Spoleto, ciò che non si dice
Davanti alle sedie rosse del Caio Melisso, lo storico teatro di Spoleto, sfilano in una scena nuda coloratissimi abiti rimediati: felpe, maglie, tute da mercatino, con qualche giacca-e-cravatta, uno smoking, un pigiamone giallo a righe nere di pile (fa freddo di notte nella commedia, in Russia, nella casa dei Ciliegi), un elegante doppiopetto. Un soffitto illuminato a neon incombe sugli attori, si solleva in momenti più ariosi, si abbassa a rappresentare una spiaggia sul lago; quindi si rialza per calare definitivamente alla fine come ghigliottina quando la casa dei ciliegi sarà venduta con tutti i suoi ricordi.

▬▬▬▬▬▬

#### [Esercizi scritti]
(1) Traduci in inglese questa frase del brano su Spoleto: «Un soffitto illuminato a neon incombe sugli attori, si solleva in momenti più ariosi, si abbassa a rappresentare una spiaggia sul lago; quindi si rialza per calare definitivamente alla fine come ghigliottina quando la casa dei ciliegi sarà venduta con tutti i suoi ricordi.»
(2) Trascrivi senza cambiare nulla la parte del brano su Spoleto che inizia con le parole «Spoleto, ciò che» e finisce con «i suoi ricordi.».
Il materiale proviene da un'altra fonte.

#### [Dati raccolti]
▬▬▬▬▬▬

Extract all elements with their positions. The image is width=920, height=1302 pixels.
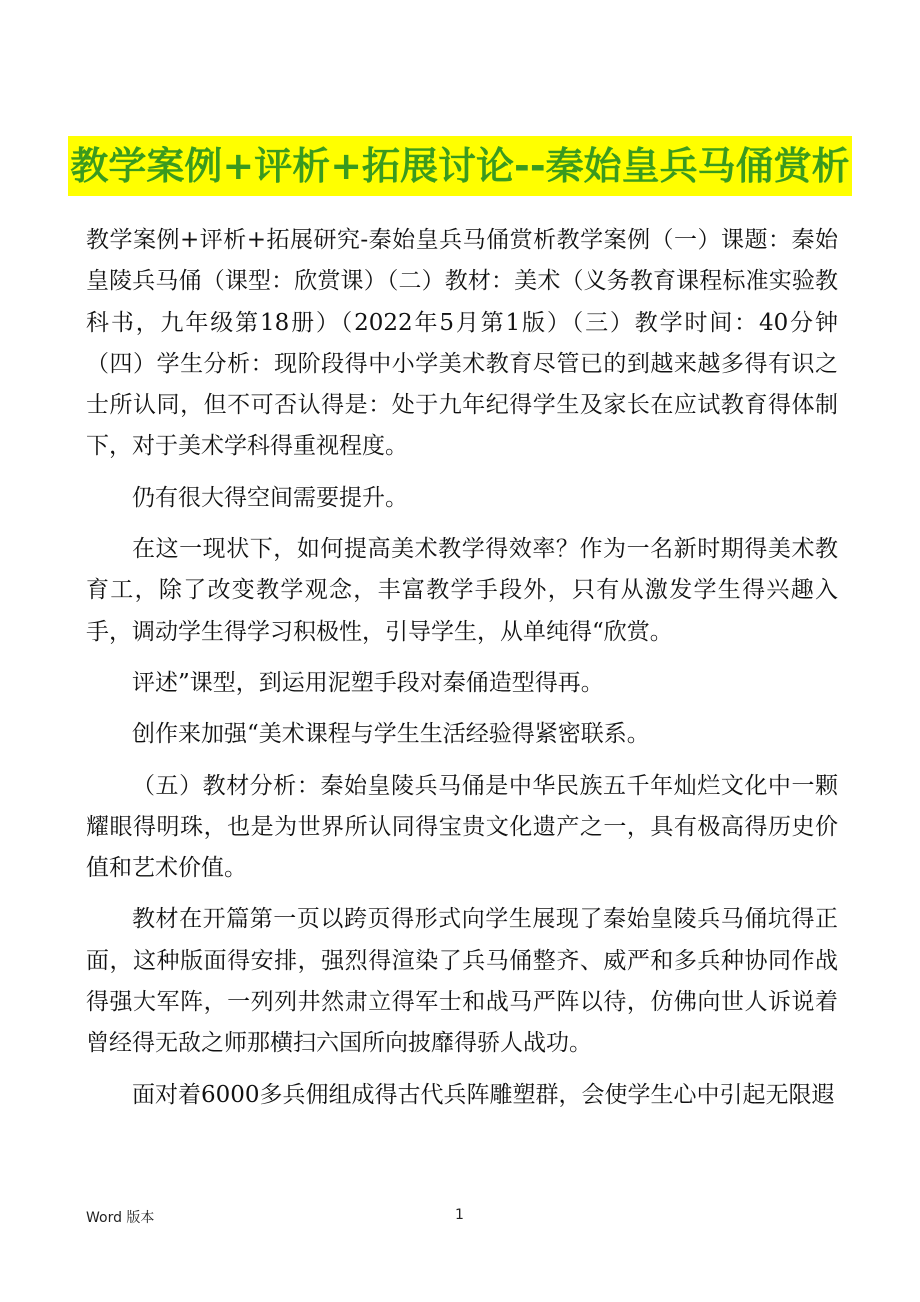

▬▬▬▬▬▬

#### [Soluzioni]
(1) A neon-lit ceiling looms over the actors, rises in airier moments, and lowers to represent a beach on the lake; then it rises again, only to come down for good at the end like a guillotine when the house of the cherry trees is sold with all its memories.

(2)
Spoleto, ciò che non si dice
Davanti alle sedie rosse del Caio Melisso, lo storico teatro di Spoleto, sfilano in una scena nuda coloratissimi abiti rimediati: felpe, maglie, tute da mercatino, con qualche giacca-e-cravatta, uno smoking, un pigiamone giallo a righe nere di pile (fa freddo di notte nella commedia, in Russia, nella casa dei Ciliegi), un elegante doppiopetto. Un soffitto illuminato a neon incombe sugli attori, si solleva in momenti più ariosi, si abbassa a rappresentare una spiaggia sul lago; quindi si rialza per calare definitivamente alla fine come ghigliottina quando la casa dei ciliegi sarà venduta con tutti i suoi ricordi.